-------- Material shown --------

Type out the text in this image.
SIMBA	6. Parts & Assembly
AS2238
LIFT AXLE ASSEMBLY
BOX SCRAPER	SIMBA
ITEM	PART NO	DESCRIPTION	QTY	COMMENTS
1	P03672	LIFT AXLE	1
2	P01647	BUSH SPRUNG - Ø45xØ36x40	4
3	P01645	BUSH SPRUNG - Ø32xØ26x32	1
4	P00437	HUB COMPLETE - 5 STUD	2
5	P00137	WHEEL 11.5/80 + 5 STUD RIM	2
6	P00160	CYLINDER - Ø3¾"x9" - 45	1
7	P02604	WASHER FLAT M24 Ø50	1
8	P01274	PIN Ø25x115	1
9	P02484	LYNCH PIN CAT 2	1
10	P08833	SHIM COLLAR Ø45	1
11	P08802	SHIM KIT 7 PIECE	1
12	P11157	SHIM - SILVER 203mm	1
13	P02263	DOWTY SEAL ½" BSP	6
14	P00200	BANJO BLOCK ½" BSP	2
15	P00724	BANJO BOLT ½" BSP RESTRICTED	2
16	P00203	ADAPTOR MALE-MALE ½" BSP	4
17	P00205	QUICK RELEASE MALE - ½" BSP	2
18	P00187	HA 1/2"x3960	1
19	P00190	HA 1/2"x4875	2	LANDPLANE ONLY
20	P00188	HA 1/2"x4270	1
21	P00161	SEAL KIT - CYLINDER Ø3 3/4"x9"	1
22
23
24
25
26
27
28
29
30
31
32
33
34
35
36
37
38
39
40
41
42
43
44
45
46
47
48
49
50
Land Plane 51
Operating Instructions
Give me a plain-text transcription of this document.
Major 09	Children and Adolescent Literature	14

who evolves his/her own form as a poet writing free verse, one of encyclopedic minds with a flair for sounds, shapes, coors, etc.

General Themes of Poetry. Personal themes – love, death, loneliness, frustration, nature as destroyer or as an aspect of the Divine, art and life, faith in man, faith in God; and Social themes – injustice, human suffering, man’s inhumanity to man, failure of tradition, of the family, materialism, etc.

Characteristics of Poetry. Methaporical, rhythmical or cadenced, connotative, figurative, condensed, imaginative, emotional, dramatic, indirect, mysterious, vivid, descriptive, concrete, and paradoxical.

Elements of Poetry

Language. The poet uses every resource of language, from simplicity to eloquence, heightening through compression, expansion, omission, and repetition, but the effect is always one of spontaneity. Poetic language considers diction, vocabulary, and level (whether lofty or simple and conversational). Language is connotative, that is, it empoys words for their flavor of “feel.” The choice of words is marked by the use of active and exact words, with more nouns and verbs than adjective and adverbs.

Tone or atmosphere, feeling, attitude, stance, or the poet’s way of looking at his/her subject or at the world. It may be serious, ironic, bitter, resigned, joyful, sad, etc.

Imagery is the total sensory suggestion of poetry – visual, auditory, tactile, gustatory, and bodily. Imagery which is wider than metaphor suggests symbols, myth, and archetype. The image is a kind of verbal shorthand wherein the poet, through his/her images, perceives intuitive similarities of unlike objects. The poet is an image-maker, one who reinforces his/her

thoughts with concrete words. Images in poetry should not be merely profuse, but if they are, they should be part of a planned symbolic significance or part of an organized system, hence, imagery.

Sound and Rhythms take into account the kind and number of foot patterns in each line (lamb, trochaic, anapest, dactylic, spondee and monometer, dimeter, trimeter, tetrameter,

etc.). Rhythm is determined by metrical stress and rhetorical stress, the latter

--------

- [Exercise prompt]: Transcribe every entry exactly.

- [Answer below]:
Type out the text in this image.
SIMBA	6. Parts & Assembly
AS2238
LIFT AXLE ASSEMBLY
BOX SCRAPER	SIMBA
ITEM	PART NO	DESCRIPTION	QTY	COMMENTS
1	P03672	LIFT AXLE	1
2	P01647	BUSH SPRUNG - Ø45xØ36x40	4
3	P01645	BUSH SPRUNG - Ø32xØ26x32	1
4	P00437	HUB COMPLETE - 5 STUD	2
5	P00137	WHEEL 11.5/80 + 5 STUD RIM	2
6	P00160	CYLINDER - Ø3¾"x9" - 45	1
7	P02604	WASHER FLAT M24 Ø50	1
8	P01274	PIN Ø25x115	1
9	P02484	LYNCH PIN CAT 2	1
10	P08833	SHIM COLLAR Ø45	1
11	P08802	SHIM KIT 7 PIECE	1
12	P11157	SHIM - SILVER 203mm	1
13	P02263	DOWTY SEAL ½" BSP	6
14	P00200	BANJO BLOCK ½" BSP	2
15	P00724	BANJO BOLT ½" BSP RESTRICTED	2
16	P00203	ADAPTOR MALE-MALE ½" BSP	4
17	P00205	QUICK RELEASE MALE - ½" BSP	2
18	P00187	HA 1/2"x3960	1
19	P00190	HA 1/2"x4875	2	LANDPLANE ONLY
20	P00188	HA 1/2"x4270	1
21	P00161	SEAL KIT - CYLINDER Ø3 3/4"x9"	1
22
23
24
25
26
27
28
29
30
31
32
33
34
35
36
37
38
39
40
41
42
43
44
45
46
47
48
49
50
Land Plane 51
Operating Instructions
Give me a plain-text transcription of this document.
Major 09	Children and Adolescent Literature	14

who evolves his/her own form as a poet writing free verse, one of encyclopedic minds with a flair for sounds, shapes, coors, etc.

General Themes of Poetry. Personal themes – love, death, loneliness, frustration, nature as destroyer or as an aspect of the Divine, art and life, faith in man, faith in God; and Social themes – injustice, human suffering, man’s inhumanity to man, failure of tradition, of the family, materialism, etc.

Characteristics of Poetry. Methaporical, rhythmical or cadenced, connotative, figurative, condensed, imaginative, emotional, dramatic, indirect, mysterious, vivid, descriptive, concrete, and paradoxical.

Elements of Poetry

Language. The poet uses every resource of language, from simplicity to eloquence, heightening through compression, expansion, omission, and repetition, but the effect is always one of spontaneity. Poetic language considers diction, vocabulary, and level (whether lofty or simple and conversational). Language is connotative, that is, it empoys words for their flavor of “feel.” The choice of words is marked by the use of active and exact words, with more nouns and verbs than adjective and adverbs.

Tone or atmosphere, feeling, attitude, stance, or the poet’s way of looking at his/her subject or at the world. It may be serious, ironic, bitter, resigned, joyful, sad, etc.

Imagery is the total sensory suggestion of poetry – visual, auditory, tactile, gustatory, and bodily. Imagery which is wider than metaphor suggests symbols, myth, and archetype. The image is a kind of verbal shorthand wherein the poet, through his/her images, perceives intuitive similarities of unlike objects. The poet is an image-maker, one who reinforces his/her

thoughts with concrete words. Images in poetry should not be merely profuse, but if they are, they should be part of a planned symbolic significance or part of an organized system, hence, imagery.

Sound and Rhythms take into account the kind and number of foot patterns in each line (lamb, trochaic, anapest, dactylic, spondee and monometer, dimeter, trimeter, tetrameter,

etc.). Rhythm is determined by metrical stress and rhetorical stress, the latter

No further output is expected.